_Requirements:_
Will you output the entries below exactly, skipping every image they contain?

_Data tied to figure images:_
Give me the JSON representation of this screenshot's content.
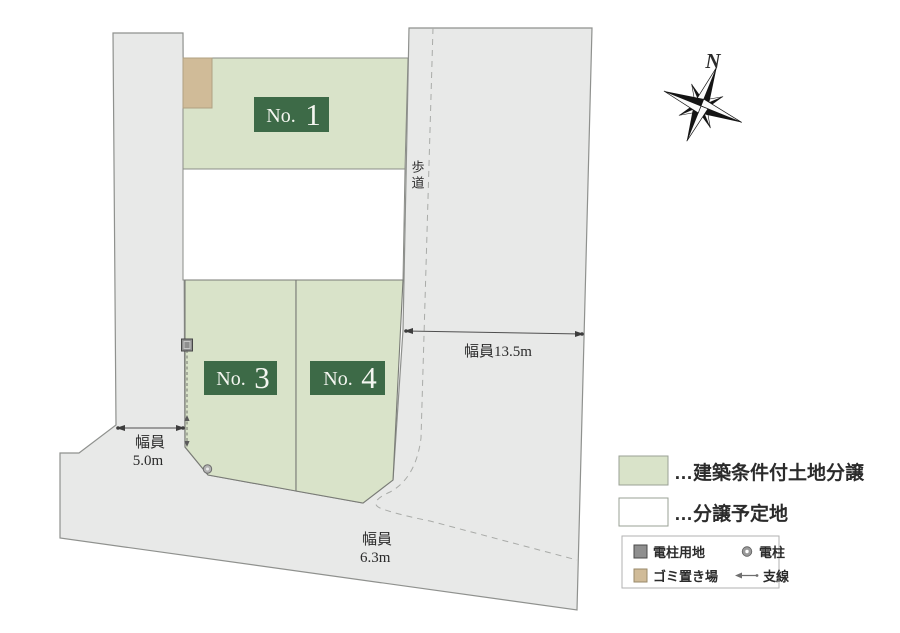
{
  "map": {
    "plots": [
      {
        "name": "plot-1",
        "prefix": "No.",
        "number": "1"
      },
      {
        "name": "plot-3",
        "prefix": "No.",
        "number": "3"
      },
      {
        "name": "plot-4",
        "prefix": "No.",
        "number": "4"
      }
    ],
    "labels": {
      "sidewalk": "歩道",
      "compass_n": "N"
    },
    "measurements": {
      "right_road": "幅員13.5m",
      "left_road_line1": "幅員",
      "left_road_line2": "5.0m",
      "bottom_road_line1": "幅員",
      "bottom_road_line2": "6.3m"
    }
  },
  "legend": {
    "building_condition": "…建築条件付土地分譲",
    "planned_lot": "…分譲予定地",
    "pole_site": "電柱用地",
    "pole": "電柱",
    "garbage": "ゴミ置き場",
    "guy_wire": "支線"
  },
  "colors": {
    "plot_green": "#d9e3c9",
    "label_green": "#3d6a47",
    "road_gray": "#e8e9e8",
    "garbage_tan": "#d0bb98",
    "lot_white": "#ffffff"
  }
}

_Solved exercise:_
Give me the JSON representation of this screenshot's content.
{
  "map": {
    "plots": [
      {
        "name": "plot-1",
        "prefix": "No.",
        "number": "1"
      },
      {
        "name": "plot-3",
        "prefix": "No.",
        "number": "3"
      },
      {
        "name": "plot-4",
        "prefix": "No.",
        "number": "4"
      }
    ],
    "labels": {
      "sidewalk": "歩道",
      "compass_n": "N"
    },
    "measurements": {
      "right_road": "幅員13.5m",
      "left_road_line1": "幅員",
      "left_road_line2": "5.0m",
      "bottom_road_line1": "幅員",
      "bottom_road_line2": "6.3m"
    }
  },
  "legend": {
    "building_condition": "…建築条件付土地分譲",
    "planned_lot": "…分譲予定地",
    "pole_site": "電柱用地",
    "pole": "電柱",
    "garbage": "ゴミ置き場",
    "guy_wire": "支線"
  },
  "colors": {
    "plot_green": "#d9e3c9",
    "label_green": "#3d6a47",
    "road_gray": "#e8e9e8",
    "garbage_tan": "#d0bb98",
    "lot_white": "#ffffff"
  }
}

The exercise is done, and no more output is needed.